[WHAT YOU WILL DO] Repeat the material word for word, from the line containing "figure-two-intersecting-oblique-lines: [163, 177, 353, 245]" through the line containing "question-9-text: 9．（2022 秋•丹江口市期中）学校篮球队要买", both lines included, and nothing else.

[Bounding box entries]
————————

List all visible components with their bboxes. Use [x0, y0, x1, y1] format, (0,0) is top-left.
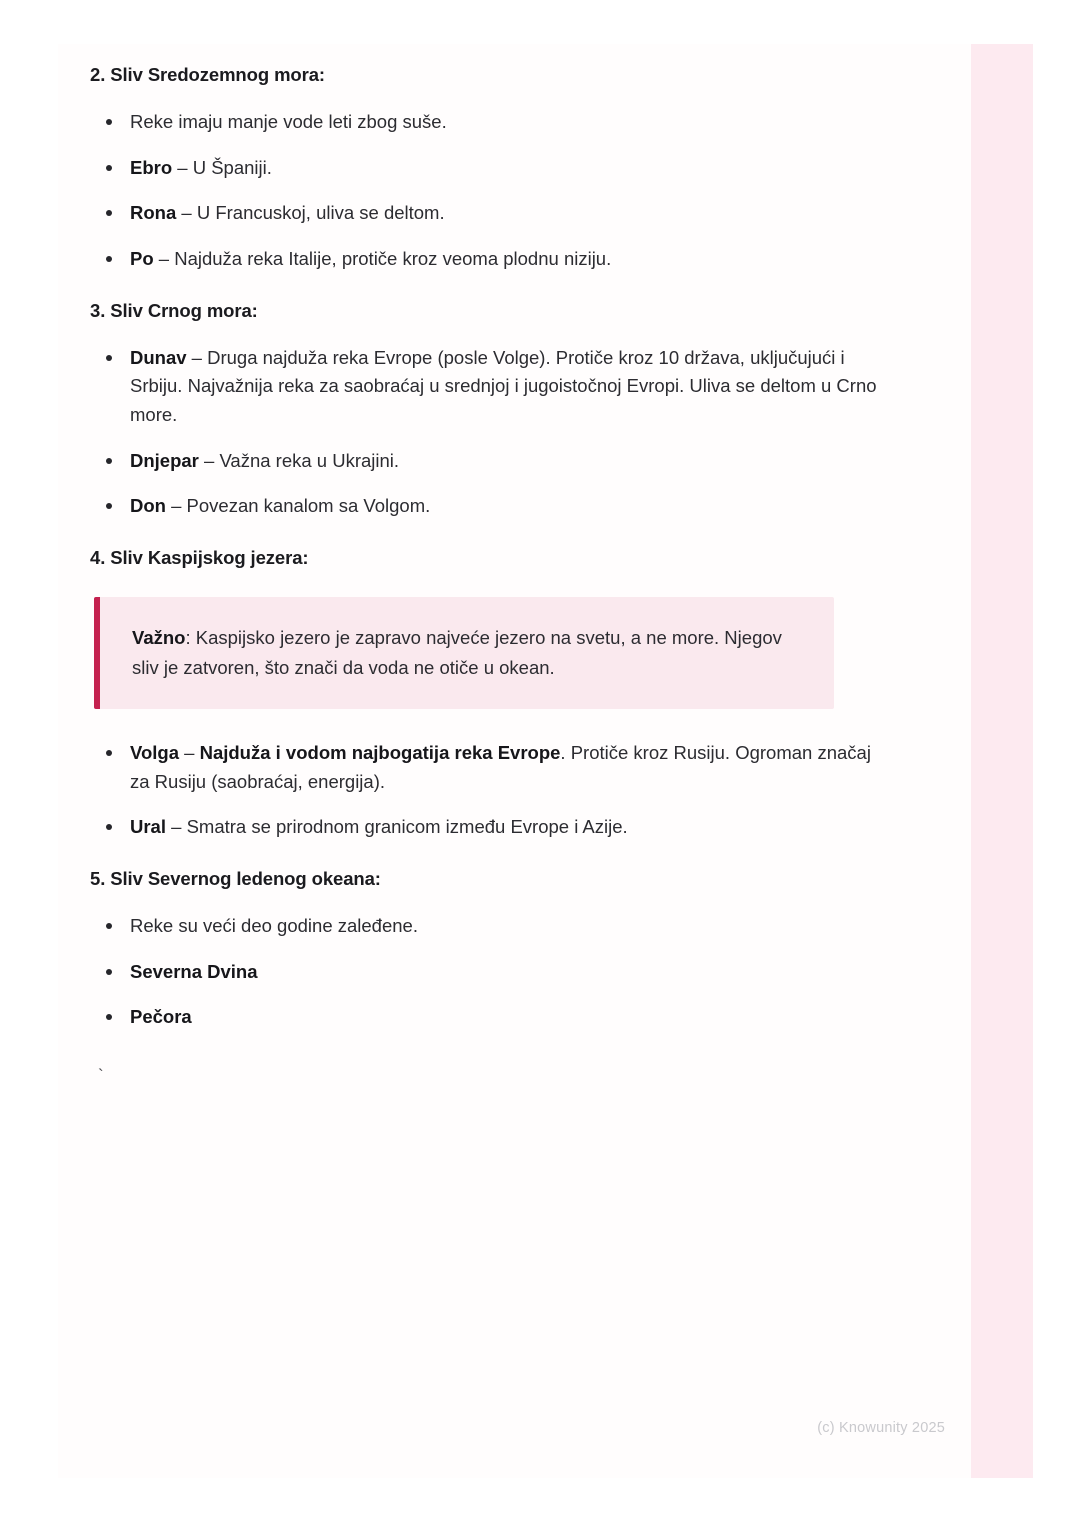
section-heading-mediterranean: 2. Sliv Sredozemnog mora:: [90, 64, 325, 85]
list-item: [90, 154, 880, 183]
list-item-term: Volga: [130, 741, 179, 763]
list-item: [90, 739, 880, 796]
trailing-backtick: `: [98, 1066, 104, 1086]
list-item-text: – Najduža reka Italije, protiče kroz veoma plodnu niziju.: [153, 248, 612, 270]
list-item-term: Don: [130, 495, 166, 517]
list-item: [90, 245, 880, 274]
list-item-text-cont: . Protiče kroz Rusiju. Ogroman značaj za Rusiju (saobraćaj, energija).: [130, 741, 871, 792]
list-item-text: – Druga najduža reka Evrope (posle Volge). Protiče kroz 10 država, uključujući i Srbiju. Najvažnija reka za saobraćaj u srednjoj i jugoistočnoj Evropi. Uliva se deltom u Crno more.: [130, 346, 877, 426]
list-item-term: Pečora: [130, 1006, 192, 1028]
section-heading-caspian: 4. Sliv Kaspijskog jezera:: [90, 547, 309, 569]
page-sheet: [58, 44, 1033, 1478]
list-arctic: [90, 912, 880, 1032]
watermark: (c) Knowunity 2025: [817, 1420, 945, 1436]
callout-body: : Kaspijsko jezero je zapravo najveće jezero na svetu, a ne more. Njegov sliv je zatvoren, što znači da voda ne otiče u okean.: [132, 627, 782, 679]
section-heading-black-sea: 3. Sliv Crnog mora:: [90, 299, 258, 321]
section-heading-arctic: 5. Sliv Severnog ledenog okeana:: [90, 868, 381, 889]
callout-text: [132, 623, 806, 683]
list-item-text: – Povezan kanalom sa Volgom.: [165, 495, 431, 517]
list-item: [90, 108, 880, 137]
list-item: [90, 199, 880, 228]
list-item-text: – Važna reka u Ukrajini.: [198, 449, 400, 471]
list-item-text: – U Francuskoj, uliva se deltom.: [176, 202, 445, 224]
list-mediterranean: [90, 108, 880, 274]
callout-label: Važno: [132, 627, 186, 649]
list-item: [90, 813, 880, 842]
page-side-stripe: [971, 44, 1033, 1478]
list-item-text: Reke su veći deo godine zaleđene.: [130, 915, 418, 936]
list-item: [90, 912, 880, 941]
page-content: [90, 52, 880, 1086]
list-item-text: – U Španiji.: [172, 156, 272, 178]
list-item-emphasis: Najduža i vodom najbogatija reka Evrope: [199, 741, 561, 763]
list-item-term: Rona: [130, 202, 177, 224]
list-item: [90, 958, 880, 987]
list-item-text: –: [179, 741, 200, 763]
list-item: [90, 492, 880, 521]
list-item-text: Reke imaju manje vode leti zbog suše.: [130, 111, 447, 132]
list-item-term: Dnjepar: [130, 449, 199, 471]
list-item: [90, 1003, 880, 1032]
list-item: [90, 447, 880, 476]
list-item-term: Po: [130, 248, 154, 270]
list-item-term: Dunav: [130, 346, 187, 368]
list-black-sea: [90, 344, 880, 521]
list-item-term: Ural: [130, 816, 166, 838]
list-item-term: Severna Dvina: [130, 960, 258, 982]
list-caspian: [90, 739, 880, 842]
important-callout: [94, 597, 834, 709]
list-item: [90, 344, 880, 430]
list-item-text: – Smatra se prirodnom granicom između Evrope i Azije.: [166, 816, 628, 838]
list-item-term: Ebro: [130, 156, 173, 178]
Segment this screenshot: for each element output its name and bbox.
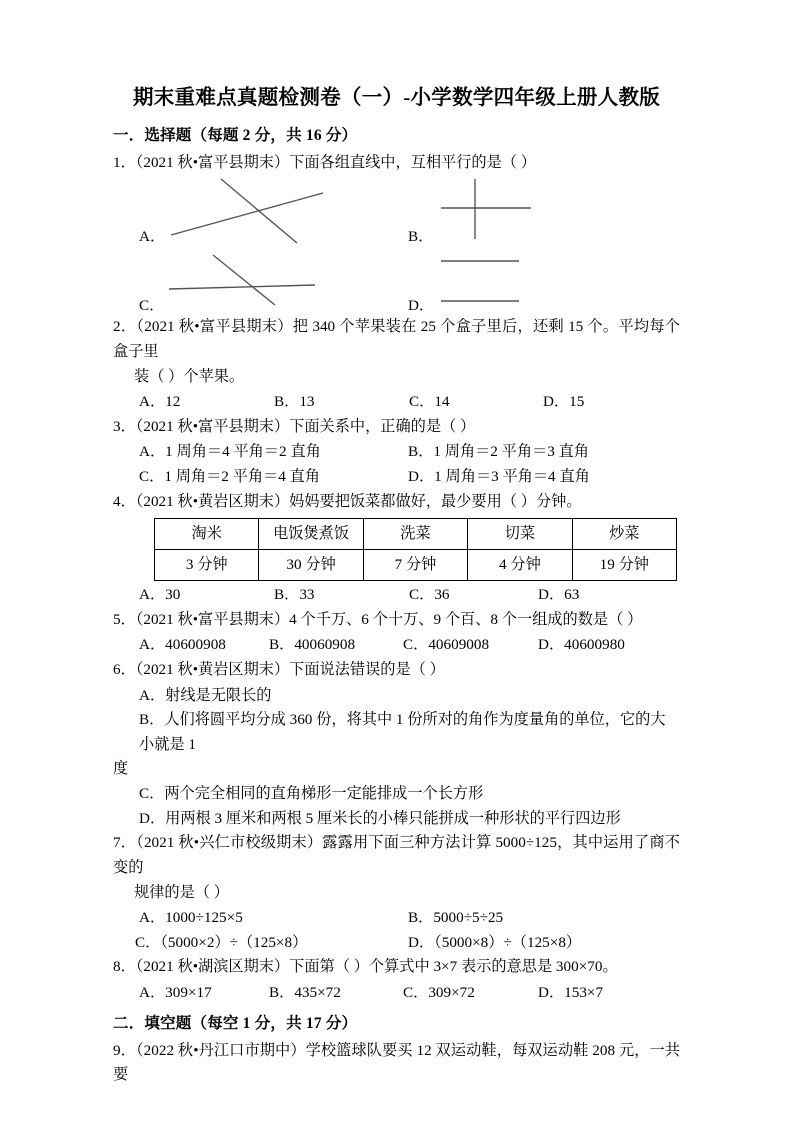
figure-two-intersecting-oblique-lines: [163, 177, 353, 245]
question-2-option-d[interactable]: D．15: [543, 393, 585, 411]
question-7-text: 7．（2021 秋•兴仁市校级期末）露露用下面三种方法计算 5000÷125，其中运用了商不变的: [113, 834, 680, 876]
question-9-text: 9．（2022 秋•丹江口市期中）学校篮球队要买 12 双运动鞋，每双运动鞋 208 元，一共要: [113, 1041, 680, 1084]
question-3-stem: [113, 415, 680, 440]
question-1-text: 1．（2021 秋•富平县期末）下面各组直线中，互相平行的是（ ）: [113, 153, 536, 171]
table-cell-task-5: 炒菜: [572, 519, 676, 550]
question-5-options: [113, 633, 680, 658]
question-8-stem: [113, 955, 680, 980]
table-cell-task-3: 洗菜: [363, 519, 467, 550]
table-cell-task-2: 电饭煲煮饭: [259, 519, 363, 550]
question-2-text-cont: 装（ ）个苹果。: [134, 367, 245, 385]
question-1-option-c-label: C．: [139, 297, 165, 315]
page-content: [113, 86, 680, 1089]
question-1-option-b-label: B．: [408, 228, 434, 246]
question-2-options: [113, 390, 680, 415]
question-7-text-cont: 规律的是（ ）: [134, 883, 229, 901]
question-8-option-c[interactable]: C．309×72: [403, 984, 475, 1002]
question-2-option-a[interactable]: A．12: [139, 393, 181, 411]
cooking-schedule-table: [154, 518, 677, 581]
question-4-option-a[interactable]: A．30: [139, 586, 181, 604]
table-row-headers: [155, 519, 677, 550]
question-3-options-row-1: [113, 440, 680, 465]
question-2-stem: [113, 315, 680, 389]
figure-perpendicular-cross-lines: [433, 177, 623, 245]
section-heading-choice: 一．选择题（每题 2 分，共 16 分）: [113, 126, 358, 144]
question-3-option-d[interactable]: D．1 周角＝3 平角＝4 直角: [408, 467, 590, 485]
table-cell-time-2: 30 分钟: [259, 550, 363, 581]
question-7-option-b[interactable]: B．5000÷5÷25: [408, 909, 504, 927]
question-6-option-b-overflow: 度: [113, 760, 129, 778]
table-cell-task-4: 切菜: [468, 519, 572, 550]
question-7-options-row-2: [113, 931, 680, 956]
table-cell-time-4: 4 分钟: [468, 550, 572, 581]
question-7-option-a[interactable]: A．1000÷125×5: [139, 909, 243, 927]
question-7-stem: [113, 831, 680, 905]
question-1-figures: [113, 177, 680, 315]
question-6-stem: [113, 658, 680, 683]
figure-two-parallel-horizontal-lines: [433, 253, 623, 309]
question-1-option-a-label: A．: [139, 228, 166, 246]
question-5-option-c[interactable]: C．40609008: [403, 636, 490, 654]
question-1-stem: [113, 151, 680, 176]
question-5-option-d[interactable]: D．40600980: [538, 636, 625, 654]
table-cell-time-3: 7 分钟: [363, 550, 467, 581]
question-8-option-a[interactable]: A．309×17: [139, 984, 212, 1002]
question-3-text: 3．（2021 秋•富平县期末）下面关系中，正确的是（ ）: [113, 417, 476, 435]
question-6-option-d[interactable]: D．用两根 3 厘米和两根 5 厘米长的小棒只能拼成一种形状的平行四边形: [139, 809, 621, 827]
question-5-stem: [113, 608, 680, 633]
question-3-option-a[interactable]: A．1 周角＝4 平角＝2 直角: [139, 443, 321, 461]
question-7-option-d[interactable]: D．（5000×8）÷（125×8）: [408, 933, 582, 951]
question-7-options-row-1: [113, 906, 680, 931]
question-9-stem: [113, 1039, 680, 1088]
question-3-options-row-2: [113, 465, 680, 490]
question-3-option-c[interactable]: C．1 周角＝2 平角＝4 直角: [139, 467, 320, 485]
question-8-options: [113, 981, 680, 1006]
question-3-option-b[interactable]: B．1 周角＝2 平角＝3 直角: [408, 443, 589, 461]
question-2-option-c[interactable]: C．14: [409, 393, 450, 411]
question-4-table-wrap: [113, 518, 680, 581]
question-6-option-a[interactable]: A．射线是无限长的: [139, 686, 272, 704]
question-4-stem: [113, 490, 680, 515]
question-5-text: 5．（2021 秋•富平县期末）4 个千万、6 个十万、9 个百、8 个一组成的数是（ ）: [113, 610, 643, 628]
figure-intersecting-horizontal-and-oblique-lines: [163, 253, 353, 309]
question-8-option-b[interactable]: B．435×72: [269, 984, 341, 1002]
question-6-option-c[interactable]: C．两个完全相同的直角梯形一定能排成一个长方形: [139, 785, 484, 803]
question-4-option-d[interactable]: D．63: [538, 586, 580, 604]
table-cell-time-1: 3 分钟: [155, 550, 259, 581]
question-8-text: 8．（2021 秋•湖滨区期末）下面第（ ）个算式中 3×7 表示的意思是 300×70。: [113, 958, 618, 976]
table-cell-task-1: 淘米: [155, 519, 259, 550]
question-5-option-a[interactable]: A．40600908: [139, 636, 226, 654]
question-1-option-d-label: D．: [408, 297, 435, 315]
question-6-text: 6．（2021 秋•黄岩区期末）下面说法错误的是（ ）: [113, 660, 445, 678]
question-6-option-b[interactable]: [113, 708, 680, 782]
question-4-option-b[interactable]: B．33: [274, 586, 315, 604]
question-5-option-b[interactable]: B．40060908: [269, 636, 356, 654]
table-row-values: [155, 550, 677, 581]
question-6-option-b-text: B．人们将圆平均分成 360 份，将其中 1 份所对的角作为度量角的单位，它的大小就是 1: [139, 711, 666, 753]
page-title: 期末重难点真题检测卷（一）-小学数学四年级上册人教版: [132, 87, 661, 109]
question-8-option-d[interactable]: D．153×7: [538, 984, 604, 1002]
table-cell-time-5: 19 分钟: [572, 550, 676, 581]
question-4-text: 4．（2021 秋•黄岩区期末）妈妈要把饭菜都做好，最少要用（ ）分钟。: [113, 492, 582, 510]
question-2-option-b[interactable]: B．13: [274, 393, 315, 411]
question-4-option-c[interactable]: C．36: [409, 586, 450, 604]
question-7-option-c[interactable]: C．（5000×2）÷（125×8）: [135, 933, 308, 951]
question-4-options: [113, 583, 680, 608]
section-heading-fill-blank: 二．填空题（每空 1 分，共 17 分）: [113, 1014, 358, 1032]
question-2-text: 2．（2021 秋•富平县期末）把 340 个苹果装在 25 个盒子里后，还剩 15 个。平均每个盒子里: [113, 318, 680, 360]
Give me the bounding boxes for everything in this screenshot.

————————

[ANSWER FOR THE TASK]
figure-two-intersecting-oblique-lines: [163, 177, 353, 245]
question-2-option-d[interactable]: D．15: [543, 393, 585, 411]
question-7-text: 7．（2021 秋•兴仁市校级期末）露露用下面三种方法计算 5000÷125，其中运用了商不变的: [113, 834, 680, 876]
question-9-text: 9．（2022 秋•丹江口市期中）学校篮球队要买 12 双运动鞋，每双运动鞋 208 元，一共要: [113, 1041, 680, 1084]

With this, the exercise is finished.